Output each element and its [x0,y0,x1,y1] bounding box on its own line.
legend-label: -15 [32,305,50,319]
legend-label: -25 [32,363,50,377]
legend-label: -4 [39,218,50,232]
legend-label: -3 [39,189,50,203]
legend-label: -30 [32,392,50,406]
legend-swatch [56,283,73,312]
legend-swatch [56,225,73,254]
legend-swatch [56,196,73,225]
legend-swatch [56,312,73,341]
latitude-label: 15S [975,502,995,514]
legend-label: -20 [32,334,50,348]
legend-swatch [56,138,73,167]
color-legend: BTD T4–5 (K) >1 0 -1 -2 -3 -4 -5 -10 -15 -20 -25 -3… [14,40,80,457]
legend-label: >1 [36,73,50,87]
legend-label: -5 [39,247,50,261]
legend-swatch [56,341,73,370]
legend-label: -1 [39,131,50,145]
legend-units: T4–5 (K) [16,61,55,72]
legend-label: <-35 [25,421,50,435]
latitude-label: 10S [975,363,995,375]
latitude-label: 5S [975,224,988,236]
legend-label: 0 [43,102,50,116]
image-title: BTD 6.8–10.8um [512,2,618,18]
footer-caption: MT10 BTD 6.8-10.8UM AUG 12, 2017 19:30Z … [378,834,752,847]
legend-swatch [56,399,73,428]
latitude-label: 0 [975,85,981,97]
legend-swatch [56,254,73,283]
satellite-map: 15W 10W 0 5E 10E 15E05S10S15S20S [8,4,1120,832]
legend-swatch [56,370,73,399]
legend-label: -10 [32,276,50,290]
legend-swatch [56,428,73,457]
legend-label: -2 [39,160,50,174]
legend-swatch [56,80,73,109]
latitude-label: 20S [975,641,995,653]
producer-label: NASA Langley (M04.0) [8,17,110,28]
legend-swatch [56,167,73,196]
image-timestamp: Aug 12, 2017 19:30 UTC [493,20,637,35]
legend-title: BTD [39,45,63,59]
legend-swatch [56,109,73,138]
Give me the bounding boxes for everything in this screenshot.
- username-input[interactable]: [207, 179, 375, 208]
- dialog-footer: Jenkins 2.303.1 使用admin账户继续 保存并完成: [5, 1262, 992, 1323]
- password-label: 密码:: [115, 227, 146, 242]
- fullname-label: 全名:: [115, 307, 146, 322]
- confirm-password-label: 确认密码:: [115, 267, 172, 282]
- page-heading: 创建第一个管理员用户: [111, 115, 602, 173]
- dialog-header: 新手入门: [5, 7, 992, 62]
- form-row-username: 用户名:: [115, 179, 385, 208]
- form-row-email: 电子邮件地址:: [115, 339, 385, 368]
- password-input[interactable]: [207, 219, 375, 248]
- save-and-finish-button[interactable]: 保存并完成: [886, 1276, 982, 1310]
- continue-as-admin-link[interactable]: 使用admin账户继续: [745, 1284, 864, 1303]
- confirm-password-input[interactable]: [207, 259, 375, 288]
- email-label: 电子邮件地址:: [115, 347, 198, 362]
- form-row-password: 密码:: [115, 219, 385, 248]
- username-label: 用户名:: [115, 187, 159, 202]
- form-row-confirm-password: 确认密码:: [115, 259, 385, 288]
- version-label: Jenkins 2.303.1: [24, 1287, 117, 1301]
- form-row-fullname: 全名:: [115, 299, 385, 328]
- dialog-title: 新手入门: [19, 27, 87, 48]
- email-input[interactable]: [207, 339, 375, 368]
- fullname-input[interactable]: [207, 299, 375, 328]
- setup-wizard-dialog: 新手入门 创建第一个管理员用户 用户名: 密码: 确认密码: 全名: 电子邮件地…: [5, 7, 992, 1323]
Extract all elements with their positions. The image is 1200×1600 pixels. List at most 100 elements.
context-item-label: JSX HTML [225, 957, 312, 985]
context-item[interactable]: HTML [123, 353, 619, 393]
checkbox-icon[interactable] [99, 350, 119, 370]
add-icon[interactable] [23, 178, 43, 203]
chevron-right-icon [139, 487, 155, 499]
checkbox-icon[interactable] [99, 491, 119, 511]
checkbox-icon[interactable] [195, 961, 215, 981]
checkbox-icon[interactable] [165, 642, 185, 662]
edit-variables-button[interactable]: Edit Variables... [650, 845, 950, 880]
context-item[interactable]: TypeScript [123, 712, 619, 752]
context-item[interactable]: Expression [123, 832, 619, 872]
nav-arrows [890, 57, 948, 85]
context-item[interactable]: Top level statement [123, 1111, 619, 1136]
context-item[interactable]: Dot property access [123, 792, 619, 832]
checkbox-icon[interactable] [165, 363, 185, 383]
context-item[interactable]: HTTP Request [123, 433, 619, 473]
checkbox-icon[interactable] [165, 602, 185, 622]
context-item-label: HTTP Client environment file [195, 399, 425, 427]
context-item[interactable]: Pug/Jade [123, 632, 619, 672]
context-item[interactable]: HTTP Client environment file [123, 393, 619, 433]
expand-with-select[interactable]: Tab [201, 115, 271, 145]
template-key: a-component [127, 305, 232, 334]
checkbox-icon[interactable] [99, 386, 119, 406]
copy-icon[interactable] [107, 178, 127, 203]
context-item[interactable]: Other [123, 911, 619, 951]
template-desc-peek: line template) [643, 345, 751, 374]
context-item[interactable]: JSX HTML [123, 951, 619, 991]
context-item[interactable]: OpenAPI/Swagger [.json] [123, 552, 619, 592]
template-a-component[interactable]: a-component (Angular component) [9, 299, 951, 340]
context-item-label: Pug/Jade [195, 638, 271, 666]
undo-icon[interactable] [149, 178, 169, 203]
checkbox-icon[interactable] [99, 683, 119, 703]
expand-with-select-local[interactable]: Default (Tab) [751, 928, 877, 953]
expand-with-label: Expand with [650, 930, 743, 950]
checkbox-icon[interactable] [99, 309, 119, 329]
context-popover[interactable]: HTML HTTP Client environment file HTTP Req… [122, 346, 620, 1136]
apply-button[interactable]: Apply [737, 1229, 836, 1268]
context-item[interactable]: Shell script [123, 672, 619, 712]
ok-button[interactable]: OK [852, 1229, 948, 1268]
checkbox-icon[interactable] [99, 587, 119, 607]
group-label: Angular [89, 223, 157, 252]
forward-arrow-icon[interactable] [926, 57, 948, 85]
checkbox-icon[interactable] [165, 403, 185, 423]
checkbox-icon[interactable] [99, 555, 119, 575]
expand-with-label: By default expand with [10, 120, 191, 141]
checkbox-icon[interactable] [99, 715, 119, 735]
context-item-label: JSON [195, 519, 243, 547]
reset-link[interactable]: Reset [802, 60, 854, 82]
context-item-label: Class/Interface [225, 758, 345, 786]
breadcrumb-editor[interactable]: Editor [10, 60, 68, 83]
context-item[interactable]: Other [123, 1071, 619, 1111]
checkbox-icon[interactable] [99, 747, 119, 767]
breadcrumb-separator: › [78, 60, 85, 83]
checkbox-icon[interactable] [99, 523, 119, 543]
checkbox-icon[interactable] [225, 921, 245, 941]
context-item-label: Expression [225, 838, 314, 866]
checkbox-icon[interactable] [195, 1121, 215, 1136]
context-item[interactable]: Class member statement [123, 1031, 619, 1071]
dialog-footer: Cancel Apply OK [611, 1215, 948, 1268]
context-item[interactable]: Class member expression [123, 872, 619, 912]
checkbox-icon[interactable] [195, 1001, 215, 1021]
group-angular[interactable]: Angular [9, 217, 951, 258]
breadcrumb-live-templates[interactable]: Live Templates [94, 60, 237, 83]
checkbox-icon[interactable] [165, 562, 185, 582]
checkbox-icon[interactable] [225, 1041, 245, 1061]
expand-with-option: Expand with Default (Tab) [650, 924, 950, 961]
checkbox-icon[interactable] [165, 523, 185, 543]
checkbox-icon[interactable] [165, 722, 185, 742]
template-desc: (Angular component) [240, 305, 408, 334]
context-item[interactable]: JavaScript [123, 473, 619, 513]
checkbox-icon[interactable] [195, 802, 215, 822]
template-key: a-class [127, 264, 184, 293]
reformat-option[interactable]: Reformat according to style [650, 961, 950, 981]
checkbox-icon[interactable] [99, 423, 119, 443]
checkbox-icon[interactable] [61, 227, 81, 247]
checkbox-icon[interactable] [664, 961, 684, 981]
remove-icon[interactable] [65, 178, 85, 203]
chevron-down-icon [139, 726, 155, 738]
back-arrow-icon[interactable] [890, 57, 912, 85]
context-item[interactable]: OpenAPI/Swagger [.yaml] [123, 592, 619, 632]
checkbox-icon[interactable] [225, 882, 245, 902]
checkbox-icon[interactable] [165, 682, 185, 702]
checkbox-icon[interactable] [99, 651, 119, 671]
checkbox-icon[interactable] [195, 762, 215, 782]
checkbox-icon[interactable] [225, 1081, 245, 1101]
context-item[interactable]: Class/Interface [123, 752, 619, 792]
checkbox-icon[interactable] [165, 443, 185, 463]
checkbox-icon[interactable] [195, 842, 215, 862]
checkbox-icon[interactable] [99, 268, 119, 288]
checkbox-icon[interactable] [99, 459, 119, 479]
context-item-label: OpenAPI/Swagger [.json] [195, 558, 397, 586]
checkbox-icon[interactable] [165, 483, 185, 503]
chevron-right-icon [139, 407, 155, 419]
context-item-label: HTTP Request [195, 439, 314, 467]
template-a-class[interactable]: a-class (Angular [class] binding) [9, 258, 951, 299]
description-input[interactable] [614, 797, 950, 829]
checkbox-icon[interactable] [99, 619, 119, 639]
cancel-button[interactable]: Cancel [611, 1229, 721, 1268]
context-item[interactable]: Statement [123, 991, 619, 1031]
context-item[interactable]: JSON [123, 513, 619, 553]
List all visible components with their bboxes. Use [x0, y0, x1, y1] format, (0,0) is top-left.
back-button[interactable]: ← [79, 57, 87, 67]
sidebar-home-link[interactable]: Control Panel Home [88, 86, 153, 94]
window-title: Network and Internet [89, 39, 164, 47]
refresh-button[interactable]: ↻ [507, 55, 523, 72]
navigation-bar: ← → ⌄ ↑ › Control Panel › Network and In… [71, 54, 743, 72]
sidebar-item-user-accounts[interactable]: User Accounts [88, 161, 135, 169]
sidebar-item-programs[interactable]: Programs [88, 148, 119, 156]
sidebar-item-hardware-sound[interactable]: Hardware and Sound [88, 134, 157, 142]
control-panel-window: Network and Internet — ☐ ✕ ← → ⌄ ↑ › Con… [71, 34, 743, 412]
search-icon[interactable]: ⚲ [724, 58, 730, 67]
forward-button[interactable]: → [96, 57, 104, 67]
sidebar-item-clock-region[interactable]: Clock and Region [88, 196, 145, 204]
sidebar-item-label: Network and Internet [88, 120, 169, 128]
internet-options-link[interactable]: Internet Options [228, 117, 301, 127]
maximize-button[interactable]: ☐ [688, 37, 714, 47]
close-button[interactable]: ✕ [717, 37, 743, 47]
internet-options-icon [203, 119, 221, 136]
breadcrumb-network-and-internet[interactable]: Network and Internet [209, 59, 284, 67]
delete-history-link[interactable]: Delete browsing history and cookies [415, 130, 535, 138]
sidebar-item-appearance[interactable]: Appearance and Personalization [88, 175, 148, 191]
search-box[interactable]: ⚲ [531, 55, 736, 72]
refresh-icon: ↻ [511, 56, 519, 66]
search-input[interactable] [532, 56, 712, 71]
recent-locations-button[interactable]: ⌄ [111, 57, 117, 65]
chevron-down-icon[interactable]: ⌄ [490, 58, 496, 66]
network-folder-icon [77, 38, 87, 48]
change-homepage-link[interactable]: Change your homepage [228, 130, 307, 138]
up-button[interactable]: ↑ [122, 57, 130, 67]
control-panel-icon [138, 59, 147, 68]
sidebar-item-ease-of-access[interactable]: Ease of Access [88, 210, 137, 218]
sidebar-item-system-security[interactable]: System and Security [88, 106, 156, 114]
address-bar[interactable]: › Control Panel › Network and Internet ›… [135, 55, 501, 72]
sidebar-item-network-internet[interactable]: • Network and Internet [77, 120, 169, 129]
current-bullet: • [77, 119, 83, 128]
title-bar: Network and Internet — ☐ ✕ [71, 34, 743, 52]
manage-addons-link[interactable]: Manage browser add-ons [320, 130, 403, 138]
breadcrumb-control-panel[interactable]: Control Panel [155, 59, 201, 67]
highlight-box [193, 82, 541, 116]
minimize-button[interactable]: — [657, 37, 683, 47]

—————

→ **What is needed**: Please reproduce the items above word for word, from the very first line of the items through the line holding "legend-swatch [56,167,73,196]", inclusive.

→ **Full solution**:
Output each element and its [x0,y0,x1,y1] bounding box on its own line.
legend-label: -15 [32,305,50,319]
legend-label: -25 [32,363,50,377]
legend-label: -4 [39,218,50,232]
legend-label: -3 [39,189,50,203]
legend-label: -30 [32,392,50,406]
legend-swatch [56,283,73,312]
legend-swatch [56,225,73,254]
legend-swatch [56,196,73,225]
legend-swatch [56,312,73,341]
latitude-label: 15S [975,502,995,514]
legend-label: -20 [32,334,50,348]
legend-swatch [56,138,73,167]
color-legend: BTD T4–5 (K) >1 0 -1 -2 -3 -4 -5 -10 -15 -20 -25 -3… [14,40,80,457]
legend-label: >1 [36,73,50,87]
legend-label: -5 [39,247,50,261]
legend-swatch [56,341,73,370]
legend-label: -1 [39,131,50,145]
legend-units: T4–5 (K) [16,61,55,72]
legend-label: <-35 [25,421,50,435]
latitude-label: 10S [975,363,995,375]
latitude-label: 5S [975,224,988,236]
legend-label: 0 [43,102,50,116]
image-title: BTD 6.8–10.8um [512,2,618,18]
footer-caption: MT10 BTD 6.8-10.8UM AUG 12, 2017 19:30Z … [378,834,752,847]
legend-swatch [56,399,73,428]
latitude-label: 0 [975,85,981,97]
legend-swatch [56,254,73,283]
satellite-map: 15W 10W 0 5E 10E 15E05S10S15S20S [8,4,1120,832]
legend-swatch [56,370,73,399]
legend-label: -10 [32,276,50,290]
legend-swatch [56,428,73,457]
legend-label: -2 [39,160,50,174]
legend-swatch [56,80,73,109]
latitude-label: 20S [975,641,995,653]
producer-label: NASA Langley (M04.0) [8,17,110,28]
legend-swatch [56,167,73,196]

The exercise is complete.